PAGE EXTRACT =
-*-*-
1. Use theory to check IDs if they are numeric

One way the id variable can become corrupted is if it is not stored properly or if it is read improperly. This can happen to both string and numeric variables, but right now, we are going to emphasize the numeric case.

Say the identification variable is Social Security number, an example of which is 888-88-8888. Social Security numbers are invariably stored in computers as 888888888, which is to say that they are run together and look a lot like the number 888,888,888. Sometimes they are even stored numerically. Say you have a raw data file containing perfectly valid Social Security numbers recorded in just this manner. Say you read the number as a float. Then 888888888 becomes 888888896, and so does every Social Security number between 888888865 and 888888927, some 63 in total. If Bob has Social Security number 888888869 and Mary has 888888921, and Bob appears in dataset one and Mary in dataset two, then Bob and Mary will be combined because they share the same rounded Social Security number.

Always be suspicious of numeric ID variables stored numerically, not just those stored as floats.

When I read raw data and store the ID variables as numeric, I worry whether I have specified a storage type sufficient to avoid rounding. When I obtain data from other sources that contain numeric ID variables, I assume that the other source improperly stored the values until proven otherwise.

Perhaps you remember that 16,775,215 is the largest integer that can be stored precisely as a float and 9,007,199,254,740,991 is the largest that can be stored precisely as a double. I never do.

Instead, I ask Stata to show me the largest theoretical ID number in hexadecimal. For Social Security numbers, the largest is 999-99-9999, so I type

. inbase 16 999999999
3b9ac9ff

Stata’s inbase command converts decimal numbers to different bases. I learn that 999999999 base-10 is 3b9ac9ff base-16, but I don’t care about the details; I just want to know the number of base-16 digits required. 3b9ac9ff has 8 digits. It takes 8 base-16 digits to record 999999999. As you learned in How to read the %21x format, part 2, I do remember that doubles can record 13 base-16 digits and floats can record 5.75 digits (the 0.75 part being because the last digit must be even). If I didn’t remember those numbers, I would just display a number in %21x format and count the digits to the right of the binary point. Anyway, Social Security numbers can be stored in doubles because 8<13, the number of digits double provides, but not in floats because 8 is not < 5.75, the number of digits float provides.

If Social Security numbers contained 12 digits rather than 9, the largest would be

. inbase 16 999999999999
38d4a50fff

which has 10 base-16 digits, and because 10<13, it would still fit into a double.

Anyway, if I discover that the storage type is insufficient to store the ID number, I know the ID numbers must be rounded.
-*-*-
INPUT DATA =
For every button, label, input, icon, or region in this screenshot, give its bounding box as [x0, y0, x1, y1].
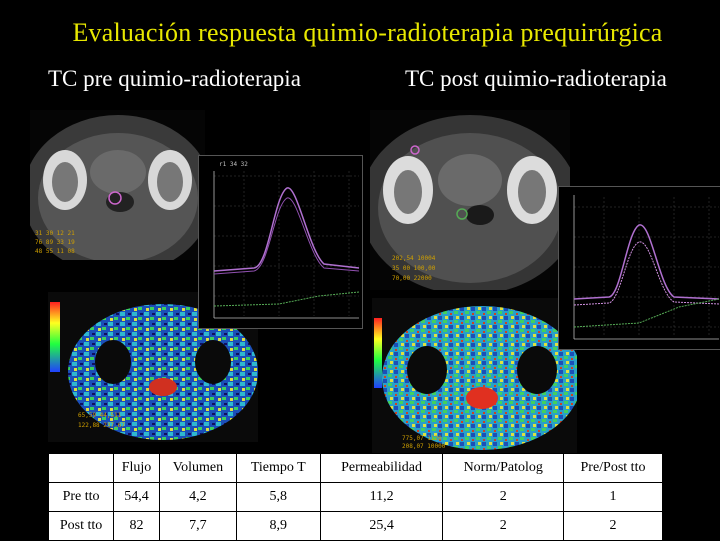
header-cell: [47, 453, 115, 483]
table-cell: 2: [442, 511, 564, 541]
svg-text:r1 34 32: r1 34 32: [219, 161, 248, 168]
enhancement-curve-pre: r1 34 32: [198, 155, 363, 329]
row-label: Pre tto: [47, 482, 115, 512]
table-cell: 2: [442, 482, 564, 512]
svg-text:76 89 33 19: 76 89 33 19: [35, 239, 75, 246]
perfusion-map-pre-image: 65,59 44,511 122,88 237,67: [48, 292, 258, 442]
subtitle-post: TC post quimio-radioterapia: [405, 66, 667, 91]
svg-text:208,07 10000: 208,07 10000: [402, 443, 446, 450]
perfusion-results-table: Flujo Volumen Tiempo T Permeabilidad Nor…: [47, 453, 664, 541]
table-cell: 2: [562, 511, 664, 541]
table-cell: 11,2: [319, 482, 444, 512]
table-cell: 8,9: [235, 511, 321, 541]
ct-scan-post-image: 202,54 10004 35 00 100,00 70,00 22000: [370, 110, 570, 290]
header-cell: Norm/Patolog: [442, 453, 564, 483]
table-row: Pre tto 54,4 4,2 5,8 11,2 2 1: [47, 482, 664, 512]
slide-title: Evaluación respuesta quimio-radioterapia…: [72, 18, 663, 47]
table-row: Post tto 82 7,7 8,9 25,4 2 2: [47, 511, 664, 541]
svg-text:65,59 44,511: 65,59 44,511: [78, 412, 122, 419]
svg-text:775,07 1120: 775,07 1120: [402, 435, 442, 442]
enhancement-curve-post: [558, 186, 720, 350]
ct-scan-pre-image: 31 30 12 21 76 89 33 19 48 55 11 08: [30, 110, 205, 260]
table-cell: 54,4: [113, 482, 160, 512]
subtitle-pre: TC pre quimio-radioterapia: [48, 66, 301, 91]
table-cell: 82: [113, 511, 160, 541]
table-cell: 7,7: [158, 511, 237, 541]
table-cell: 5,8: [235, 482, 321, 512]
svg-text:122,88 237,67: 122,88 237,67: [78, 422, 125, 429]
table-cell: 4,2: [158, 482, 237, 512]
svg-text:202,54 10004: 202,54 10004: [392, 255, 436, 262]
svg-text:31 30 12 21: 31 30 12 21: [35, 230, 75, 237]
table-header-row: Flujo Volumen Tiempo T Permeabilidad Nor…: [47, 453, 664, 483]
row-label: Post tto: [47, 511, 115, 541]
svg-text:48 55 11 08: 48 55 11 08: [35, 248, 75, 255]
table-cell: 25,4: [319, 511, 444, 541]
perfusion-map-post-image: 775,07 1120 208,07 10000: [372, 298, 577, 453]
svg-text:35 00 100,00: 35 00 100,00: [392, 265, 436, 272]
header-cell: Permeabilidad: [319, 453, 444, 483]
header-cell: Flujo: [113, 453, 160, 483]
header-cell: Tiempo T: [235, 453, 321, 483]
table-cell: 1: [562, 482, 664, 512]
header-cell: Pre/Post tto: [562, 453, 664, 483]
svg-text:70,00 22000: 70,00 22000: [392, 275, 432, 282]
header-cell: Volumen: [158, 453, 237, 483]
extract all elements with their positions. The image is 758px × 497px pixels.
-*-*-
LIST OF TASKS =
(A) In the rows, repeat everything from the line containing "header-cell: [47, 453, 115, 483]" down to the line containing "table-cell: 2: [442, 482, 564, 512]", with both of those lines included.
(B) Continue the passage on checking numeric IDs for rounding from where it stops.

SOLVED PROBLEMS =
(A)
header-cell: [47, 453, 115, 483]
table-cell: 2: [442, 511, 564, 541]
svg-text:r1 34 32: r1 34 32: [219, 161, 248, 168]
enhancement-curve-pre: r1 34 32: [198, 155, 363, 329]
row-label: Pre tto: [47, 482, 115, 512]
table-cell: 2: [442, 482, 564, 512]

(B)
2. Check uniqueness of IDs

I said that when I obtain data from other sources, I assume that the other source improperly stored the ID variables until proven otherwise. I should have said, until evidence accumulates to the contrary. Even if the storage type used is sufficient, I do not know what happened in previous processing of the data.

Here’s one way using datasets one.dta and two.dta to accumulate some of that evidence:

. use one, clear              // test 1
. sort id
. by id: assert _N==1

. use two, clear              // test 2
. sort id . by id: assert _N==1 

In these tests, I am verifying that the IDs really are unique in the two datasets that I have. Tests 1 and 2 are unnecessary when I plan later to merge 1:1 because the 1:1 part will cause Stata itself to check that the IDs are unique. Nevertheless, I run the tests. I do this because the datasets I merge are often subsets of the original data, and I want to use all the evidence I have to invalidate the claim that the ID variables really are unique.Sometimes I receive datasets where it takes two variables to make sure I am calling a unique ID. Perhaps I receive data on persons over time, along with the claim that the ID variable is name. The documentation also notes that variable date records when the observation was made. Thus, to uniquely identify each of the observations requires both name and date, and I type

. sort name date
. by name date: assert _N==1

I am not suspicious of only datasets I receive. I run this same test on datasets I create.

3. Merge on all common variables

At this point, I know the ID variable(s) are unique in each dataset. Now I consider the idea that the ID variables are inconsistent across datasets, which is to say that Bob in one dataset, however he is identified, means Mary in the other. Detecting such problems is always problematic, but not nearly as problematic as you might guess.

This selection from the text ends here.